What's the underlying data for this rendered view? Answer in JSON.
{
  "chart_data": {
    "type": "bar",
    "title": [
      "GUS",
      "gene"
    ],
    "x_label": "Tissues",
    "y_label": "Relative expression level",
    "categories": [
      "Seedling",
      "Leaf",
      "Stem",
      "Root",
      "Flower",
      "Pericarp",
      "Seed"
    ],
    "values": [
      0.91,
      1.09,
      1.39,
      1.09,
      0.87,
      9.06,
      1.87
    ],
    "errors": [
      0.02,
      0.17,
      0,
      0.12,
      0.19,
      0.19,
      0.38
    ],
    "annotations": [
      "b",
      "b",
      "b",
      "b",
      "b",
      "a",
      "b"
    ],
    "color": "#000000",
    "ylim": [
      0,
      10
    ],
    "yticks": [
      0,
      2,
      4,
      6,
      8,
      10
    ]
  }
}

☆ ☆ ☆

▸ What this task involves: Repeat the data exactly. Leave nothing out.

▸ Output for this exercise:
What's the underlying data for this rendered view? Answer in JSON.
{
  "chart_data": {
    "type": "bar",
    "title": [
      "GUS",
      "gene"
    ],
    "x_label": "Tissues",
    "y_label": "Relative expression level",
    "categories": [
      "Seedling",
      "Leaf",
      "Stem",
      "Root",
      "Flower",
      "Pericarp",
      "Seed"
    ],
    "values": [
      0.91,
      1.09,
      1.39,
      1.09,
      0.87,
      9.06,
      1.87
    ],
    "errors": [
      0.02,
      0.17,
      0,
      0.12,
      0.19,
      0.19,
      0.38
    ],
    "annotations": [
      "b",
      "b",
      "b",
      "b",
      "b",
      "a",
      "b"
    ],
    "color": "#000000",
    "ylim": [
      0,
      10
    ],
    "yticks": [
      0,
      2,
      4,
      6,
      8,
      10
    ]
  }
}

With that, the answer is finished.